Dataset entries on figures >>
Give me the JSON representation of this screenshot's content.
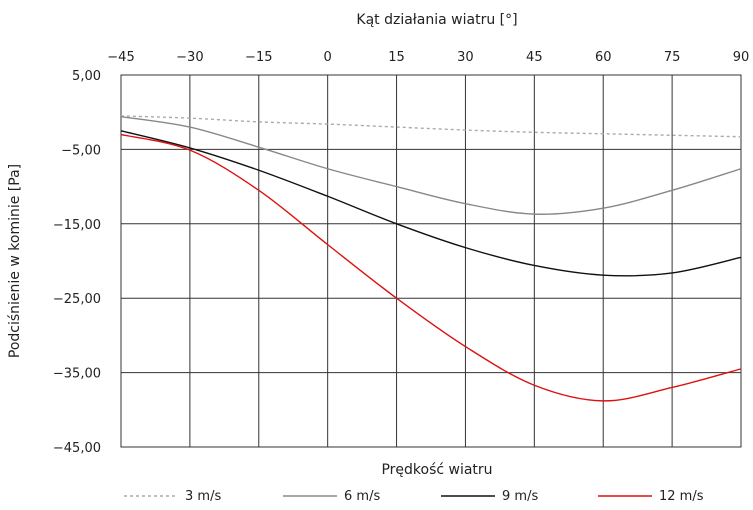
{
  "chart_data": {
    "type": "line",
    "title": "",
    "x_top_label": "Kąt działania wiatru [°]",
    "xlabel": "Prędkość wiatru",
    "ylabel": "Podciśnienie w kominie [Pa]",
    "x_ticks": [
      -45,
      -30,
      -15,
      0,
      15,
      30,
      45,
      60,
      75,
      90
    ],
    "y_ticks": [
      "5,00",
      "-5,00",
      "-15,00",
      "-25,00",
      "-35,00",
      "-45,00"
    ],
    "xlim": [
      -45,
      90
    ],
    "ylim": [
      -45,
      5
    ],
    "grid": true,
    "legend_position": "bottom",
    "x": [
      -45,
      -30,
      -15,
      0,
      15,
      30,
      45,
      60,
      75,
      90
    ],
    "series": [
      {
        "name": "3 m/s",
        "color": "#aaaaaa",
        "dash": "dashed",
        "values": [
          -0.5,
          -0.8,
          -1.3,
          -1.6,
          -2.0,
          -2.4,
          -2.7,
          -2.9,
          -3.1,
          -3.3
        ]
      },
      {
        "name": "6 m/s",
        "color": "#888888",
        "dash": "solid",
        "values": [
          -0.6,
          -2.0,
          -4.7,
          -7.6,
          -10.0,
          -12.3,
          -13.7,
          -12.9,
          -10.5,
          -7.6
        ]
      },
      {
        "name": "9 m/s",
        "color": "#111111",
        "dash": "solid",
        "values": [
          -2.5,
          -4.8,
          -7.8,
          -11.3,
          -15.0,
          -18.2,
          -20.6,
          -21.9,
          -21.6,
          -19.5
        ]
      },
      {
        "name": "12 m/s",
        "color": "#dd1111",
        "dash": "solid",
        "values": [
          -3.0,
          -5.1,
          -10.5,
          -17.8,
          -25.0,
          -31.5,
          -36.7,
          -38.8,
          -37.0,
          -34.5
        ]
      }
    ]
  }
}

* * *

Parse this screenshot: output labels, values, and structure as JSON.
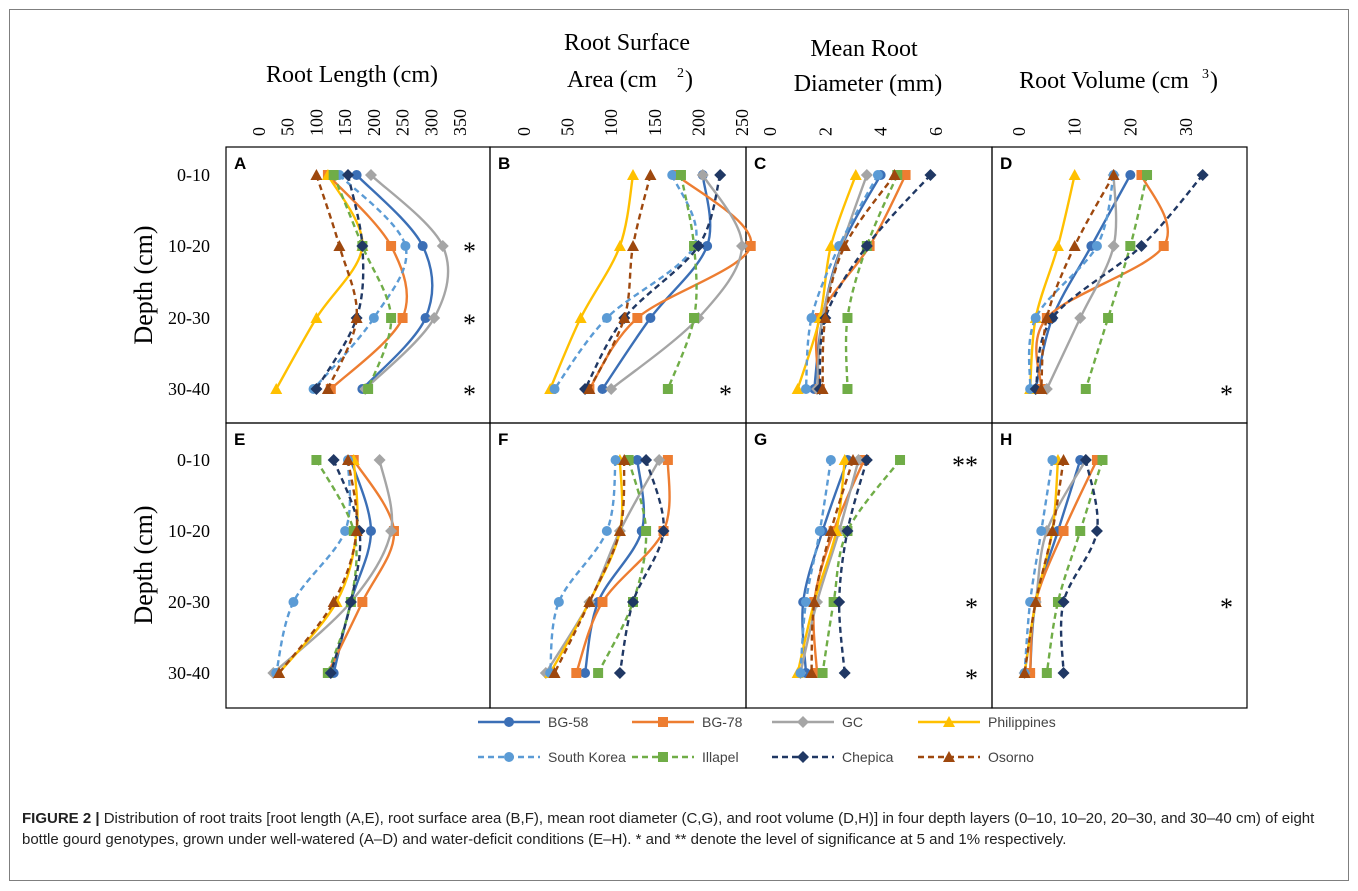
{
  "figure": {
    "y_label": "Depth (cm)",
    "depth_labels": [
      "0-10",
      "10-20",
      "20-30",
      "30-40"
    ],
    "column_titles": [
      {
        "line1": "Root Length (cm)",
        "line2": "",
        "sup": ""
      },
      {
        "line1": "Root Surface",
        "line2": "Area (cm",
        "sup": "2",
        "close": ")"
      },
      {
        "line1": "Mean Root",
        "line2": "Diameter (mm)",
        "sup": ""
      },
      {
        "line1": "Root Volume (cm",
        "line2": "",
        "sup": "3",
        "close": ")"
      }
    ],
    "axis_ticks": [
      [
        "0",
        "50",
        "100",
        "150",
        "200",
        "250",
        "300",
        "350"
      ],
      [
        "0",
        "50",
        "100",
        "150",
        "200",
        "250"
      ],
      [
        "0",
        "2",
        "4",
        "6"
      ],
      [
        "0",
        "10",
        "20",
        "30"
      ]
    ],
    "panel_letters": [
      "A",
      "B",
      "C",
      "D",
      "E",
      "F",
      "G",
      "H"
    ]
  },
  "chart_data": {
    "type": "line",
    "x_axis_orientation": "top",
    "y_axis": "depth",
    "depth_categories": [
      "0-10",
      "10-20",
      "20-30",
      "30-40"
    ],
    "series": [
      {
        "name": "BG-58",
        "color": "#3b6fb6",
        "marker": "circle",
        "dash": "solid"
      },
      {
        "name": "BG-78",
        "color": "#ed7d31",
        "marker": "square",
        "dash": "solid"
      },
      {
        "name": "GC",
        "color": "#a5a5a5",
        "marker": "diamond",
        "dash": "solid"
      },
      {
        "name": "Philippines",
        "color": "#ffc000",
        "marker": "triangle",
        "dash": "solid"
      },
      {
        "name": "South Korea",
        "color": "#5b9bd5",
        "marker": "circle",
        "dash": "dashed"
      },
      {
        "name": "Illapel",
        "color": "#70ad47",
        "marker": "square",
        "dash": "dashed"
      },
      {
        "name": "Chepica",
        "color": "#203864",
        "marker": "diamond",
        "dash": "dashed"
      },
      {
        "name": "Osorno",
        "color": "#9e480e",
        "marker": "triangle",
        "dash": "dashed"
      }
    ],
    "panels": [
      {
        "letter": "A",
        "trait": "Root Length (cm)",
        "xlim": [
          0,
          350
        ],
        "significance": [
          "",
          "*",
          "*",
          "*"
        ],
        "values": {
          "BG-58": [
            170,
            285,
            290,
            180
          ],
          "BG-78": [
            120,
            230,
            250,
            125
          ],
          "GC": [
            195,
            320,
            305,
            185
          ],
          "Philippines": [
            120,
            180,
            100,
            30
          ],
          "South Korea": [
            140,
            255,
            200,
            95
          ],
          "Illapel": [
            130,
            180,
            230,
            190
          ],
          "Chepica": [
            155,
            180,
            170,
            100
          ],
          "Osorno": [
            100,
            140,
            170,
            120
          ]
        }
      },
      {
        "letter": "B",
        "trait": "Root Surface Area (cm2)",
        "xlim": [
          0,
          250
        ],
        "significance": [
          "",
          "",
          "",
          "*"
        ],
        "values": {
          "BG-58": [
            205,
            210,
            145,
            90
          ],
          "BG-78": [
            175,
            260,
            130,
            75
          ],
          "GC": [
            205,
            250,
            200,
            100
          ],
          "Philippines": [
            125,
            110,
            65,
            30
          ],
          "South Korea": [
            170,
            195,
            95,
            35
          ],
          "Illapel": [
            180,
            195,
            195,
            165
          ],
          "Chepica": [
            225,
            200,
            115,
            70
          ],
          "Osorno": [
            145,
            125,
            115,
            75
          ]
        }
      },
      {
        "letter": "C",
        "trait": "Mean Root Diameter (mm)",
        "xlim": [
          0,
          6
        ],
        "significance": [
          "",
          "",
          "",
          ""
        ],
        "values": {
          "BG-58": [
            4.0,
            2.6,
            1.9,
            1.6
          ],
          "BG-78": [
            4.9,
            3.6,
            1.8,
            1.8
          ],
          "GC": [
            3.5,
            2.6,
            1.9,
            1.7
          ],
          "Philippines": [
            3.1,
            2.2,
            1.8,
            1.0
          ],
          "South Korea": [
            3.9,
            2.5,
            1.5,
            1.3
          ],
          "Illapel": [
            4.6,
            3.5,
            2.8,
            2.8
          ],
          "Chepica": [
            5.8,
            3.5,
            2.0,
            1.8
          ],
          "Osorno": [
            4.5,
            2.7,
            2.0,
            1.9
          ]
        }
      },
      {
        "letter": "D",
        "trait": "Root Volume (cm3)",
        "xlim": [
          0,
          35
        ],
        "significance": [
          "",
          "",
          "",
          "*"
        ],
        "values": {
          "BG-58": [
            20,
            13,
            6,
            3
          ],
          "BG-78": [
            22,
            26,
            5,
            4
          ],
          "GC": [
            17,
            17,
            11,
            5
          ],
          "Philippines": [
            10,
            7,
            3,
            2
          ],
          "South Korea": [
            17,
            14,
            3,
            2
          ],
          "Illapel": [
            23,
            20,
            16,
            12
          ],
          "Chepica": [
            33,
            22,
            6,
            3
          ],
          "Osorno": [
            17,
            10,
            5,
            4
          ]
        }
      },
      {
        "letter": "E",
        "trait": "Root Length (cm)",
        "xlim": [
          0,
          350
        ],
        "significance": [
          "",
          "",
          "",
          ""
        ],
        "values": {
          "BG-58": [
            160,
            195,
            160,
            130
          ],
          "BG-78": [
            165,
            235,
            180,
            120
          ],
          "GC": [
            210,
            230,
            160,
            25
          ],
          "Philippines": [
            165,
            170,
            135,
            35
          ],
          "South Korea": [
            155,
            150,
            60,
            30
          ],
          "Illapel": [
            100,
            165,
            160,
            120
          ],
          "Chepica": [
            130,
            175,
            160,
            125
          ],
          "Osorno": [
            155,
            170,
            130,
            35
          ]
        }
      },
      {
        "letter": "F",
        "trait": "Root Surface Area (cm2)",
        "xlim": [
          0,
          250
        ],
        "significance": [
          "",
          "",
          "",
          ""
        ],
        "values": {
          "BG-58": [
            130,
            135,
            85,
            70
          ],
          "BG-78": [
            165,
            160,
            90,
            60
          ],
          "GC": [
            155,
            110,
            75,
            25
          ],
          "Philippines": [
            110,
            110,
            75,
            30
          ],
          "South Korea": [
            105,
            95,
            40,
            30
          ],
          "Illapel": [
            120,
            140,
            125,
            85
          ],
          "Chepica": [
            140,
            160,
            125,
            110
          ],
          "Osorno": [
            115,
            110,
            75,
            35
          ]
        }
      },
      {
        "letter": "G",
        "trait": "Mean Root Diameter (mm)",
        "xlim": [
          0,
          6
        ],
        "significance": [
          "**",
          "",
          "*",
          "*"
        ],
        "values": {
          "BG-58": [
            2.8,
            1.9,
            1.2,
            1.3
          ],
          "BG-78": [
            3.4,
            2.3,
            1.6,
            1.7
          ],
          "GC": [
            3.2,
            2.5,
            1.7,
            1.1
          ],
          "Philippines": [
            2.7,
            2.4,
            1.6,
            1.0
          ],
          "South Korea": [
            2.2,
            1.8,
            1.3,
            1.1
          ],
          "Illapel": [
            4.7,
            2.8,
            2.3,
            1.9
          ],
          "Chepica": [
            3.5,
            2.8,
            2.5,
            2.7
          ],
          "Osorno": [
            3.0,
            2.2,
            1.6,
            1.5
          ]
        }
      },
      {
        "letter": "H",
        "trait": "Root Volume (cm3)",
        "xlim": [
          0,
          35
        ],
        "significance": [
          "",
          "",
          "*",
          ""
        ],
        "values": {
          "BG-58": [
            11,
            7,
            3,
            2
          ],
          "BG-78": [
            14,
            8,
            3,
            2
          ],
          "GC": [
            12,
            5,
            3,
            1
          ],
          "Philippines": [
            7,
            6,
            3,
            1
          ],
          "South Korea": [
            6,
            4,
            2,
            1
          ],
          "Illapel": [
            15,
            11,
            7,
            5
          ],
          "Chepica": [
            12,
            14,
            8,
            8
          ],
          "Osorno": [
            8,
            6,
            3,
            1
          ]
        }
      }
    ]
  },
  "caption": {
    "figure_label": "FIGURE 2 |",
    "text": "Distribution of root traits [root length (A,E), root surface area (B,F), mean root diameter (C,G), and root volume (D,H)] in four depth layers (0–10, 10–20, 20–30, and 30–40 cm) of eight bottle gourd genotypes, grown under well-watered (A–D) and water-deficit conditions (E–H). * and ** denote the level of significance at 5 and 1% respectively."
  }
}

TASK >> Search the listing for the word "JSON". Copy every line in which it occurs.

WRITTEN RESPONSE >>
Give me the JSON representation of this screenshot's content.
Parse this screenshot: output labels, values, and structure as JSON.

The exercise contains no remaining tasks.